### [Aim]
Please collect every line of the entries below that contains the string "drives", treating uppercase and lowercase as different.

### [Exercise material]
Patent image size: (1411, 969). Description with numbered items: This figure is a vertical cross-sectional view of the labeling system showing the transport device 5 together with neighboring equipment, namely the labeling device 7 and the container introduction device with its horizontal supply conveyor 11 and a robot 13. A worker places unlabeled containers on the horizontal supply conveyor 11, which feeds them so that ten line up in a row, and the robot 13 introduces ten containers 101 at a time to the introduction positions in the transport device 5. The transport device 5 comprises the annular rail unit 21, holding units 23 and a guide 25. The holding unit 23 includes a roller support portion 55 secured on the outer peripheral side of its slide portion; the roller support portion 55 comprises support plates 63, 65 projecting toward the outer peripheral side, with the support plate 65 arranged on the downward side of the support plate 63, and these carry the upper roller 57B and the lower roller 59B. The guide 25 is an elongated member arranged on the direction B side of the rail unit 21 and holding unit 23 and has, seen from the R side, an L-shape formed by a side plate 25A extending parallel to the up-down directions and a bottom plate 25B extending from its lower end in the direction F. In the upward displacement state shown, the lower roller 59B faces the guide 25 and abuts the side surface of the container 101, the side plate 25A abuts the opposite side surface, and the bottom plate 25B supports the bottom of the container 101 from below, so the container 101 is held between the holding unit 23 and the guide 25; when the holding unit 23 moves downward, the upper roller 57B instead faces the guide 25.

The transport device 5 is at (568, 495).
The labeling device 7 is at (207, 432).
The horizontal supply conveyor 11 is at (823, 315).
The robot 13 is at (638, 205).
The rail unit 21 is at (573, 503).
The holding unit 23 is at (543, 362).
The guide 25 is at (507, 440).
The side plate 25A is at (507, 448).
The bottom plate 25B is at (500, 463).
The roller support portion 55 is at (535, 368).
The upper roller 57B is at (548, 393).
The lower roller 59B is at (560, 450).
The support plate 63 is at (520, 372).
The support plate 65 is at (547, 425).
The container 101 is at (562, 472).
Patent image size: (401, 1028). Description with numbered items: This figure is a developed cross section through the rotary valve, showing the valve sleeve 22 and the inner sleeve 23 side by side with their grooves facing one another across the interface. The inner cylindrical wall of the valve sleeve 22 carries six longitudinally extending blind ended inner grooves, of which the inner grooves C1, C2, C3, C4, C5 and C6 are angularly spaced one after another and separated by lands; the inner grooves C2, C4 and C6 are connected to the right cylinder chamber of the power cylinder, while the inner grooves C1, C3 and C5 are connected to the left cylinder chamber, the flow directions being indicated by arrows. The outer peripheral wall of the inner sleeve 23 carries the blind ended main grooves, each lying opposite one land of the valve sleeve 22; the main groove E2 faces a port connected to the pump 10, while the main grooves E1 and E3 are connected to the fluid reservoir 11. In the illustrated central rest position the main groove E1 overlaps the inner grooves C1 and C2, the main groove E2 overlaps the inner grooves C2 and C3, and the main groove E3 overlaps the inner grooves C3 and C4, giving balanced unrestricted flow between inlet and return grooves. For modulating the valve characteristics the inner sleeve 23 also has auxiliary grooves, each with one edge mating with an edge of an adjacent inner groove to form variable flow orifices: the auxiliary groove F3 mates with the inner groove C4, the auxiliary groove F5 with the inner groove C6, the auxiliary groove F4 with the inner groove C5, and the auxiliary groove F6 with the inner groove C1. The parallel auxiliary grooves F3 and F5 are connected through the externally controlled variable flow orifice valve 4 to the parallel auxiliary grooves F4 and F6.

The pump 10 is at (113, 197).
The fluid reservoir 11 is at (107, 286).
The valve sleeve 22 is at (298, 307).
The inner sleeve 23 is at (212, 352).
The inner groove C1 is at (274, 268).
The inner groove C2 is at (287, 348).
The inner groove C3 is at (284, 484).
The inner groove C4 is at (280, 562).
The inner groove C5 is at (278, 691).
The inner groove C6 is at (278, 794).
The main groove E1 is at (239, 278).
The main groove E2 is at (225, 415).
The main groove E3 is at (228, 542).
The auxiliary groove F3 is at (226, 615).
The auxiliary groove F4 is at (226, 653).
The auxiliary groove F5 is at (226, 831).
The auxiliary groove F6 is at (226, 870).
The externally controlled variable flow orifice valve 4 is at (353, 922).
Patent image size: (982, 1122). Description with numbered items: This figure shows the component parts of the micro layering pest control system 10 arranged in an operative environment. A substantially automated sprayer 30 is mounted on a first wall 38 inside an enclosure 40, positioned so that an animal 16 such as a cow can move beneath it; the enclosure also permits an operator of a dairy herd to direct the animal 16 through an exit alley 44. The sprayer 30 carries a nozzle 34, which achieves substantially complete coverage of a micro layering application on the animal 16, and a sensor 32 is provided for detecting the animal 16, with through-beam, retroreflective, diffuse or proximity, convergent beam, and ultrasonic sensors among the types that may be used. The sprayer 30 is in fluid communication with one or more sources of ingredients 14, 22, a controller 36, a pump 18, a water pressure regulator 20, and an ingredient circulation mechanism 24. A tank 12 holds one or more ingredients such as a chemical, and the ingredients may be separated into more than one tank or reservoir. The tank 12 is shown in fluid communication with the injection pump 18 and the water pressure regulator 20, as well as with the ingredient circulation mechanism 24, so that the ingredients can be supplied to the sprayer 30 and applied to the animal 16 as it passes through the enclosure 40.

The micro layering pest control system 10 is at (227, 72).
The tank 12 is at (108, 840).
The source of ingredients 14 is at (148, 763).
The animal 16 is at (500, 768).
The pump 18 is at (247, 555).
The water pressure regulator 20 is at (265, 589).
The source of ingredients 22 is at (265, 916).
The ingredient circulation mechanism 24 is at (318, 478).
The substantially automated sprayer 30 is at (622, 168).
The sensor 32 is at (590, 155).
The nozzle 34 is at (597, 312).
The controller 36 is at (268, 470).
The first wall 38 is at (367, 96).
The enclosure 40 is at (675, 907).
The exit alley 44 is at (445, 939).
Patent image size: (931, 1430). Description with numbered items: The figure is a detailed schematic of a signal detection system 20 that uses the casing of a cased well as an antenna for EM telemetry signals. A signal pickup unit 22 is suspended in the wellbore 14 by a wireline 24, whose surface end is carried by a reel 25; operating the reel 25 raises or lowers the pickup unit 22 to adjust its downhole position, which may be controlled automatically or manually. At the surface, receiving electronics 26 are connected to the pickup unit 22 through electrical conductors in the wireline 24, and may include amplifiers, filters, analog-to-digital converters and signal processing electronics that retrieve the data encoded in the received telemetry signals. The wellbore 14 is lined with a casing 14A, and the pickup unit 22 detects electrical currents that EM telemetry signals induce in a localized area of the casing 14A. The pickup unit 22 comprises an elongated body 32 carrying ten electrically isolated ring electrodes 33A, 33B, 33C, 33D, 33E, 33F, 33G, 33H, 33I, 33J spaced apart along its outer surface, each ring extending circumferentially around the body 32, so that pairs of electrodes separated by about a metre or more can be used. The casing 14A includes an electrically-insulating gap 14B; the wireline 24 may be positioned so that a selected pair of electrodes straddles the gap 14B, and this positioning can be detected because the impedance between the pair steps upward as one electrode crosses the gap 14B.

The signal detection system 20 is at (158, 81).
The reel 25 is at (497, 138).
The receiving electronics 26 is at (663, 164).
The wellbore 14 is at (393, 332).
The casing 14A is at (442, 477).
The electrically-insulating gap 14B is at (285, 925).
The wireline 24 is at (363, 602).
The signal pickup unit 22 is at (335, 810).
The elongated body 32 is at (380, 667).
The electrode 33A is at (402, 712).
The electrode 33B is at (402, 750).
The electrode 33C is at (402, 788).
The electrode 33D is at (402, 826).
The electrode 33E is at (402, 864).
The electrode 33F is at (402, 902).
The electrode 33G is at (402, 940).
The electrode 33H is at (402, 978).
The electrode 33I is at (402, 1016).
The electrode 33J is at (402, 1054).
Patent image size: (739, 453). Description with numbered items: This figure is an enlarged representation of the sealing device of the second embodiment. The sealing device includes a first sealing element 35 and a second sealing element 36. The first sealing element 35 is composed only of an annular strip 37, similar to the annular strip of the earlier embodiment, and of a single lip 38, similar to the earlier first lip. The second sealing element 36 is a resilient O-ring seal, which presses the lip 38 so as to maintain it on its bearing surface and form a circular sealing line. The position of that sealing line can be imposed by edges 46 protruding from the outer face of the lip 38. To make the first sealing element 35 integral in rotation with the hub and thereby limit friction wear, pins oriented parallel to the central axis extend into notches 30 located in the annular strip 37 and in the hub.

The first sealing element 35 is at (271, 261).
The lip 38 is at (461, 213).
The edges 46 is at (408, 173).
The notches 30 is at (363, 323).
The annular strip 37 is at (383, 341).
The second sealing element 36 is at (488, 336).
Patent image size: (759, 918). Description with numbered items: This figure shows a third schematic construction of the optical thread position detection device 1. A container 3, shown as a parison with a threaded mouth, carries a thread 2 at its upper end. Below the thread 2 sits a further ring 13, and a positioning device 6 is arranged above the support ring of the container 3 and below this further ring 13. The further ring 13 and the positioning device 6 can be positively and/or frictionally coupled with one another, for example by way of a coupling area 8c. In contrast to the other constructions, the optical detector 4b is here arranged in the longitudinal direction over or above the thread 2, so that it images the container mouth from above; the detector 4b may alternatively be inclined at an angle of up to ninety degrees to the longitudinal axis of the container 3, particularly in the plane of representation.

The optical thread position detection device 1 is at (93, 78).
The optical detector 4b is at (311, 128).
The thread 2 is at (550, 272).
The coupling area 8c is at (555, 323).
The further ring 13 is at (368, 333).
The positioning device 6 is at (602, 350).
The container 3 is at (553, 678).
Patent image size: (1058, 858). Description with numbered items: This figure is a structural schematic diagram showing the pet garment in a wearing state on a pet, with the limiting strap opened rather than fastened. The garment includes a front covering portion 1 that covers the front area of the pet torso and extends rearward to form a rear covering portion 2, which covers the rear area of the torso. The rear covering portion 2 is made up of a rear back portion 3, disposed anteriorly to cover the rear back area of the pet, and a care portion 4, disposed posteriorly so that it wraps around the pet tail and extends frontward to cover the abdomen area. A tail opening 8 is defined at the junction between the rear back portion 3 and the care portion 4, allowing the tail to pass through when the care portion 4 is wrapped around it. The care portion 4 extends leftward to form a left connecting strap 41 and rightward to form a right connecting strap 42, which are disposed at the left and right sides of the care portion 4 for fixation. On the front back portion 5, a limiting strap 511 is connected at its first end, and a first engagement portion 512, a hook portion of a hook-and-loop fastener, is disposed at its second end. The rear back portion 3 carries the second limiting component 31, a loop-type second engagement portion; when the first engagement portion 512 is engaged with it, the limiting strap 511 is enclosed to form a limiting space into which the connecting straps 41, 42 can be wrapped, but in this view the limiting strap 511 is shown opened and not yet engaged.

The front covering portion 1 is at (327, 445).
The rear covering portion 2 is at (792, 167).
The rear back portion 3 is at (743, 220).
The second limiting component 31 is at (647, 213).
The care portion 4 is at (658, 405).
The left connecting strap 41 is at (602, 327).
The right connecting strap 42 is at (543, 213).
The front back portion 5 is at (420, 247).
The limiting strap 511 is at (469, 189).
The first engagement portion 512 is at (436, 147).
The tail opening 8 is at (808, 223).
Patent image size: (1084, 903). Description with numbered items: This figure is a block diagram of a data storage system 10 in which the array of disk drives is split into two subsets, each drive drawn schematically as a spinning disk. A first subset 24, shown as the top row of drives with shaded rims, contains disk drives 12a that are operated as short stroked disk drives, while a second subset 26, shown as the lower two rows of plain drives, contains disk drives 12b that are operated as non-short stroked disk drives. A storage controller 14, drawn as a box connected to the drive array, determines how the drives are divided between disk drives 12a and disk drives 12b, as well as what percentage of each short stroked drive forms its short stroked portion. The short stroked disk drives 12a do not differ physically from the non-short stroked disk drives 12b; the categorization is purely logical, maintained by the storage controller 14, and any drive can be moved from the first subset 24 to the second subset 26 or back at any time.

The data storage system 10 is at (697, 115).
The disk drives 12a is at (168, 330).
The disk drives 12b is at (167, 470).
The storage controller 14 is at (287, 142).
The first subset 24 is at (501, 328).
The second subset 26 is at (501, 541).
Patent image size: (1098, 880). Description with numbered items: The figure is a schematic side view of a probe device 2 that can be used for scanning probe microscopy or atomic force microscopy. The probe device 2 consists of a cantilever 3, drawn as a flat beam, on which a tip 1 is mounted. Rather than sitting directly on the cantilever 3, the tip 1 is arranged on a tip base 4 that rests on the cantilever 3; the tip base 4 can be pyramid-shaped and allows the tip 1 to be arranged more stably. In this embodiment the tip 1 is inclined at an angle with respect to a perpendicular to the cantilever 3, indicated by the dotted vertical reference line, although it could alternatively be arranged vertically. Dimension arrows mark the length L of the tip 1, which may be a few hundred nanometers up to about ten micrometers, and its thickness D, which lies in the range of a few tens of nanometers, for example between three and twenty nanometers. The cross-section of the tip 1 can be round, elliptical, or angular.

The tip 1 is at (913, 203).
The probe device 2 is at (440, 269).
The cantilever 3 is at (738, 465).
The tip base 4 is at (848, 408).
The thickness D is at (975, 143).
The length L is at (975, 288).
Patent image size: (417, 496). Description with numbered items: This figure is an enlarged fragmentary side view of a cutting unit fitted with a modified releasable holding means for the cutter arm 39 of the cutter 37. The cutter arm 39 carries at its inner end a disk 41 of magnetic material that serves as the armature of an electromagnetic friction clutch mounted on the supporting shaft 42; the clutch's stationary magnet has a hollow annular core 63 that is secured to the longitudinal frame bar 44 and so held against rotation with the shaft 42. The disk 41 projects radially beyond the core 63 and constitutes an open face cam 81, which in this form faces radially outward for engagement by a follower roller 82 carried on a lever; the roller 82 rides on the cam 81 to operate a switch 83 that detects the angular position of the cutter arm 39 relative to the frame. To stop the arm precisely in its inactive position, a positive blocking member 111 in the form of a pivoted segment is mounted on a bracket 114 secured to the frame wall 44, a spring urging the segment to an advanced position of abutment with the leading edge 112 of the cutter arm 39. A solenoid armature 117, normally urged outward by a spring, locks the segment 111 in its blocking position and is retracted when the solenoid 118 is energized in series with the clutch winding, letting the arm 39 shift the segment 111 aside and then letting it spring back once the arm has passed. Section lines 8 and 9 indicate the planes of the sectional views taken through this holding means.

### [Correct answer]
Patent image size: (1084, 903). Description with numbered items: This figure is a block diagram of a data storage system 10 in which the array of disk drives is split into two subsets, each drive drawn schematically as a spinning disk. A first subset 24, shown as the top row of drives with shaded rims, contains disk drives 12a that are operated as short stroked disk drives, while a second subset 26, shown as the lower two rows of plain drives, contains disk drives 12b that are operated as non-short stroked disk drives. A storage controller 14, drawn as a box connected to the drive array, determines how the drives are divided between disk drives 12a and disk drives 12b, as well as what percentage of each short stroked drive forms its short stroked portion. The short stroked disk drives 12a do not differ physically from the non-short stroked disk drives 12b; the categorization is purely logical, maintained by the storage controller 14, and any drive can be moved from the first subset 24 to the second subset 26 or back at any time.
The disk drives 12a is at (168, 330).
The disk drives 12b is at (167, 470).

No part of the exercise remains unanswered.